• _Short task_:
The listing below must be repeated word for word, with its images excluded.

• _Input for this task_:
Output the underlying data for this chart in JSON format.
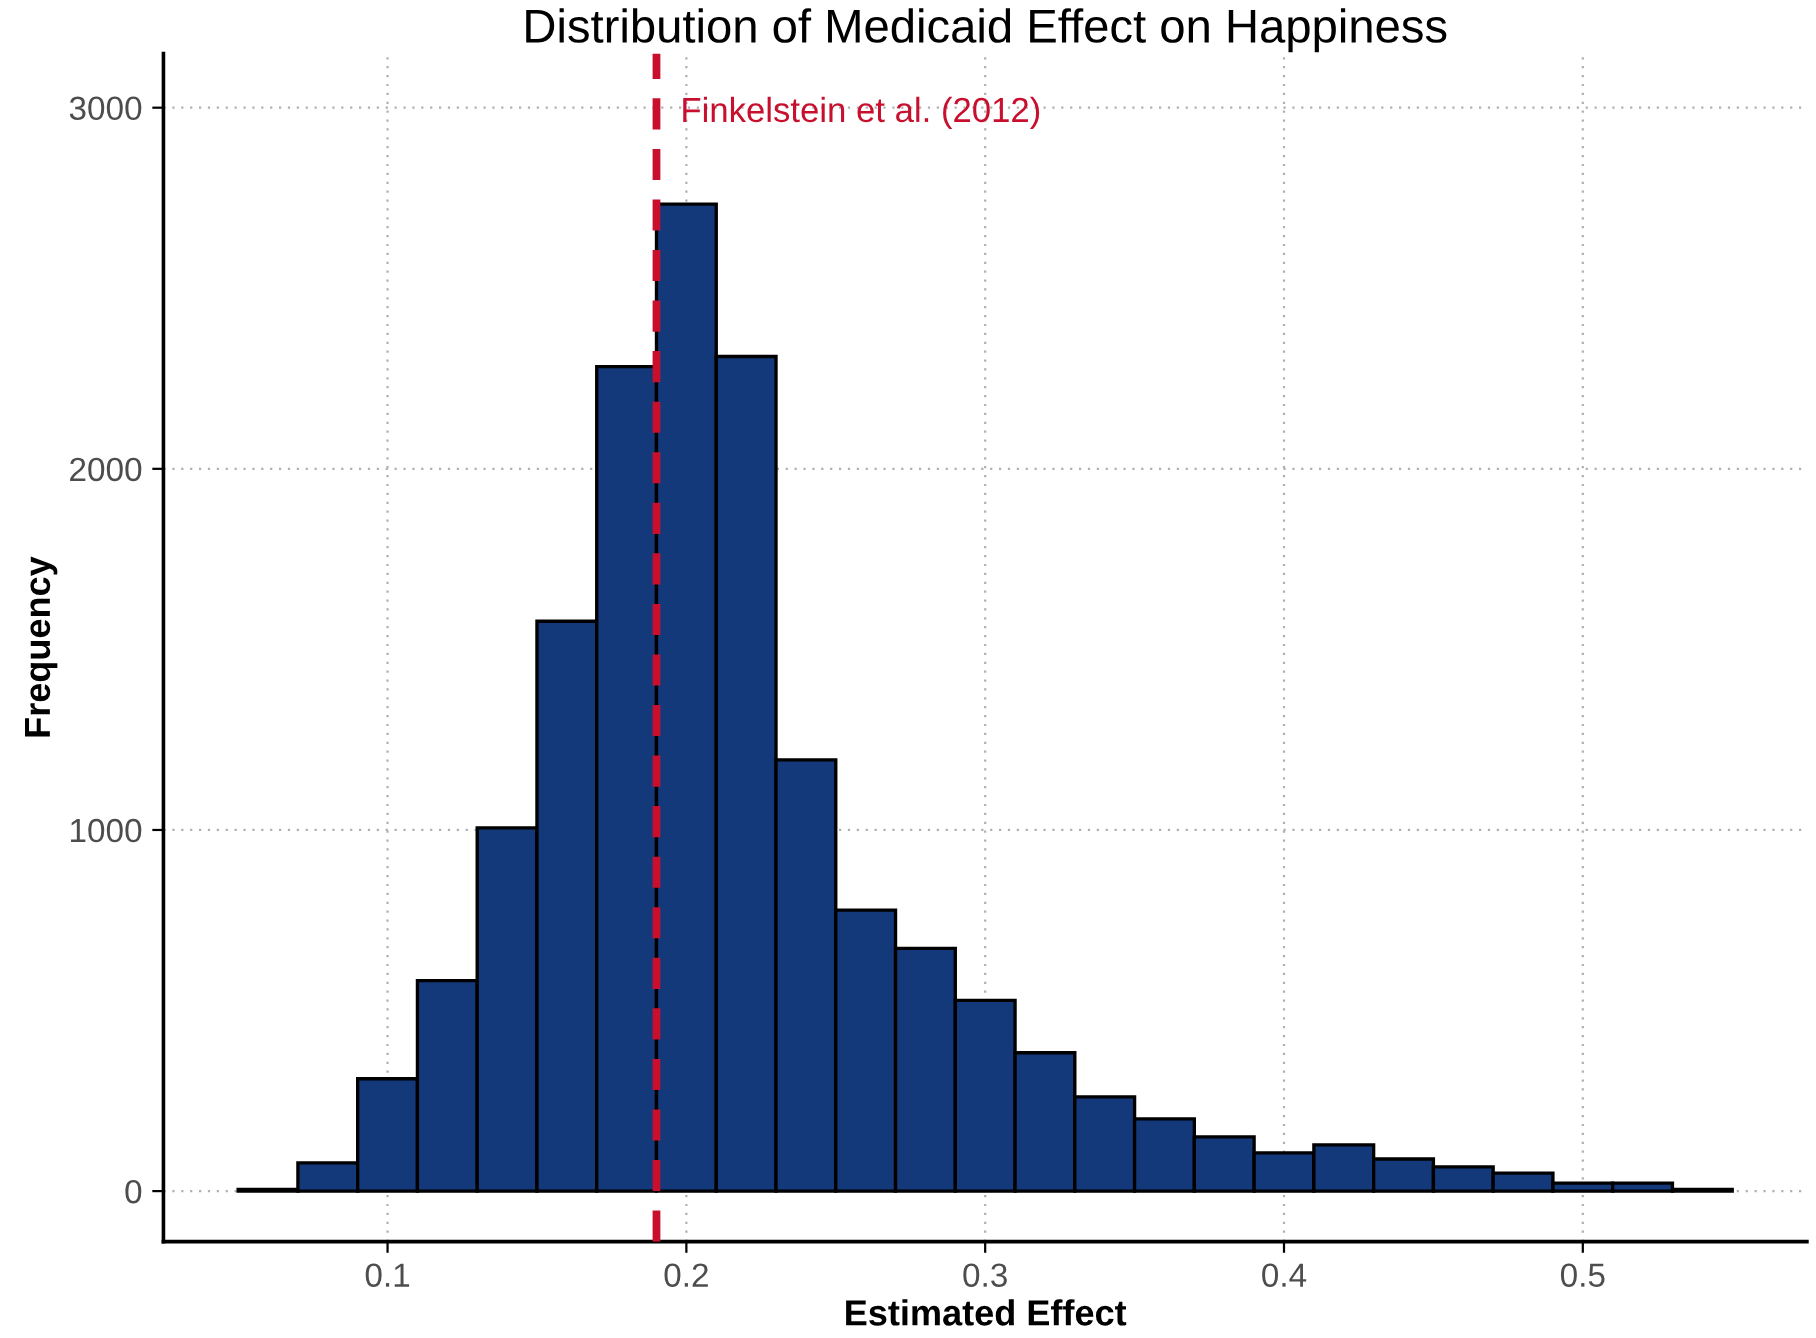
{
  "chart_data": {
    "type": "histogram",
    "title": "Distribution of Medicaid Effect on Happiness",
    "xlabel": "Estimated Effect",
    "ylabel": "Frequency",
    "bins": [
      0.05,
      0.07,
      0.09,
      0.11,
      0.13,
      0.15,
      0.17,
      0.19,
      0.21,
      0.23,
      0.25,
      0.27,
      0.29,
      0.31,
      0.33,
      0.35,
      0.37,
      0.39,
      0.41,
      0.43,
      0.45,
      0.47,
      0.49,
      0.51,
      0.53,
      0.55
    ],
    "values": [
      5,
      78,
      311,
      583,
      1006,
      1578,
      2283,
      2733,
      2311,
      1194,
      778,
      672,
      528,
      383,
      261,
      200,
      150,
      106,
      128,
      89,
      67,
      50,
      22,
      22,
      5
    ],
    "color": "#14397a",
    "xlim": [
      0.025,
      0.575
    ],
    "xticks": [
      0.1,
      0.2,
      0.3,
      0.4,
      0.5
    ],
    "ylim": [
      -140,
      3150
    ],
    "yticks": [
      0,
      1000,
      2000,
      3000
    ],
    "grid": true,
    "ref_lines": [
      {
        "axis": "x",
        "value": 0.19,
        "label": "Finkelstein et al. (2012)",
        "color": "#c8102e",
        "line_style": "dashed"
      }
    ]
  }
}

• _Finished exercise_:
Output the underlying data for this chart in JSON format.
{
  "chart_data": {
    "type": "histogram",
    "title": "Distribution of Medicaid Effect on Happiness",
    "xlabel": "Estimated Effect",
    "ylabel": "Frequency",
    "bins": [
      0.05,
      0.07,
      0.09,
      0.11,
      0.13,
      0.15,
      0.17,
      0.19,
      0.21,
      0.23,
      0.25,
      0.27,
      0.29,
      0.31,
      0.33,
      0.35,
      0.37,
      0.39,
      0.41,
      0.43,
      0.45,
      0.47,
      0.49,
      0.51,
      0.53,
      0.55
    ],
    "values": [
      5,
      78,
      311,
      583,
      1006,
      1578,
      2283,
      2733,
      2311,
      1194,
      778,
      672,
      528,
      383,
      261,
      200,
      150,
      106,
      128,
      89,
      67,
      50,
      22,
      22,
      5
    ],
    "color": "#14397a",
    "xlim": [
      0.025,
      0.575
    ],
    "xticks": [
      0.1,
      0.2,
      0.3,
      0.4,
      0.5
    ],
    "ylim": [
      -140,
      3150
    ],
    "yticks": [
      0,
      1000,
      2000,
      3000
    ],
    "grid": true,
    "ref_lines": [
      {
        "axis": "x",
        "value": 0.19,
        "label": "Finkelstein et al. (2012)",
        "color": "#c8102e",
        "line_style": "dashed"
      }
    ]
  }
}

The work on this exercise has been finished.